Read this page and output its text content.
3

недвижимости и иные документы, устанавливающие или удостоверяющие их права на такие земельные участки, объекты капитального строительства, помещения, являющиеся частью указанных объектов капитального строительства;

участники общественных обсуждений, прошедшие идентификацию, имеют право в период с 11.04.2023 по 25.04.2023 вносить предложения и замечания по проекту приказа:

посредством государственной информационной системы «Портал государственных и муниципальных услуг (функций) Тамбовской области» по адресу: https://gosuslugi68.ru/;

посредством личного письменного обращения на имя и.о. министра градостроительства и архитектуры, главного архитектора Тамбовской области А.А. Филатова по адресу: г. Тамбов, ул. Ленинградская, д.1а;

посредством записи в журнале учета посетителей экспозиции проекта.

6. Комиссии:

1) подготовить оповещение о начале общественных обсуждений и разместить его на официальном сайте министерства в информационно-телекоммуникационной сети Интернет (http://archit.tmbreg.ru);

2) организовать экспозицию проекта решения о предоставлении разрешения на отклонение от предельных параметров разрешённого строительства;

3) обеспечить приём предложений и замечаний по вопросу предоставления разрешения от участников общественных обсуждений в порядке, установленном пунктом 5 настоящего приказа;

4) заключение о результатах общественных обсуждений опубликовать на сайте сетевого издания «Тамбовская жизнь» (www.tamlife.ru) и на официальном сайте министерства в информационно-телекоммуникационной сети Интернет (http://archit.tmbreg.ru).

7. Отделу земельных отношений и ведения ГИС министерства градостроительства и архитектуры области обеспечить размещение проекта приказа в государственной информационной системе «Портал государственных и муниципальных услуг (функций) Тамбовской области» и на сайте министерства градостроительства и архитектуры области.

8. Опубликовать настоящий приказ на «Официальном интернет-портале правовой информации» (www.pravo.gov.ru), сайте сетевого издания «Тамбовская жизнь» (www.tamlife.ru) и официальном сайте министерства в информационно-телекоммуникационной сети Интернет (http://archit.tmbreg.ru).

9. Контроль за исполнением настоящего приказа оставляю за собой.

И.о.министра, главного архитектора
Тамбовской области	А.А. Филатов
----------
Given instruction:
Print all of the entries again, exactly as written.

Task solution:
Read this page and output its text content.
3

недвижимости и иные документы, устанавливающие или удостоверяющие их права на такие земельные участки, объекты капитального строительства, помещения, являющиеся частью указанных объектов капитального строительства;

участники общественных обсуждений, прошедшие идентификацию, имеют право в период с 11.04.2023 по 25.04.2023 вносить предложения и замечания по проекту приказа:

посредством государственной информационной системы «Портал государственных и муниципальных услуг (функций) Тамбовской области» по адресу: https://gosuslugi68.ru/;

посредством личного письменного обращения на имя и.о. министра градостроительства и архитектуры, главного архитектора Тамбовской области А.А. Филатова по адресу: г. Тамбов, ул. Ленинградская, д.1а;

посредством записи в журнале учета посетителей экспозиции проекта.

6. Комиссии:

1) подготовить оповещение о начале общественных обсуждений и разместить его на официальном сайте министерства в информационно-телекоммуникационной сети Интернет (http://archit.tmbreg.ru);

2) организовать экспозицию проекта решения о предоставлении разрешения на отклонение от предельных параметров разрешённого строительства;

3) обеспечить приём предложений и замечаний по вопросу предоставления разрешения от участников общественных обсуждений в порядке, установленном пунктом 5 настоящего приказа;

4) заключение о результатах общественных обсуждений опубликовать на сайте сетевого издания «Тамбовская жизнь» (www.tamlife.ru) и на официальном сайте министерства в информационно-телекоммуникационной сети Интернет (http://archit.tmbreg.ru).

7. Отделу земельных отношений и ведения ГИС министерства градостроительства и архитектуры области обеспечить размещение проекта приказа в государственной информационной системе «Портал государственных и муниципальных услуг (функций) Тамбовской области» и на сайте министерства градостроительства и архитектуры области.

8. Опубликовать настоящий приказ на «Официальном интернет-портале правовой информации» (www.pravo.gov.ru), сайте сетевого издания «Тамбовская жизнь» (www.tamlife.ru) и официальном сайте министерства в информационно-телекоммуникационной сети Интернет (http://archit.tmbreg.ru).

9. Контроль за исполнением настоящего приказа оставляю за собой.

И.о.министра, главного архитектора
Тамбовской области	А.А. Филатов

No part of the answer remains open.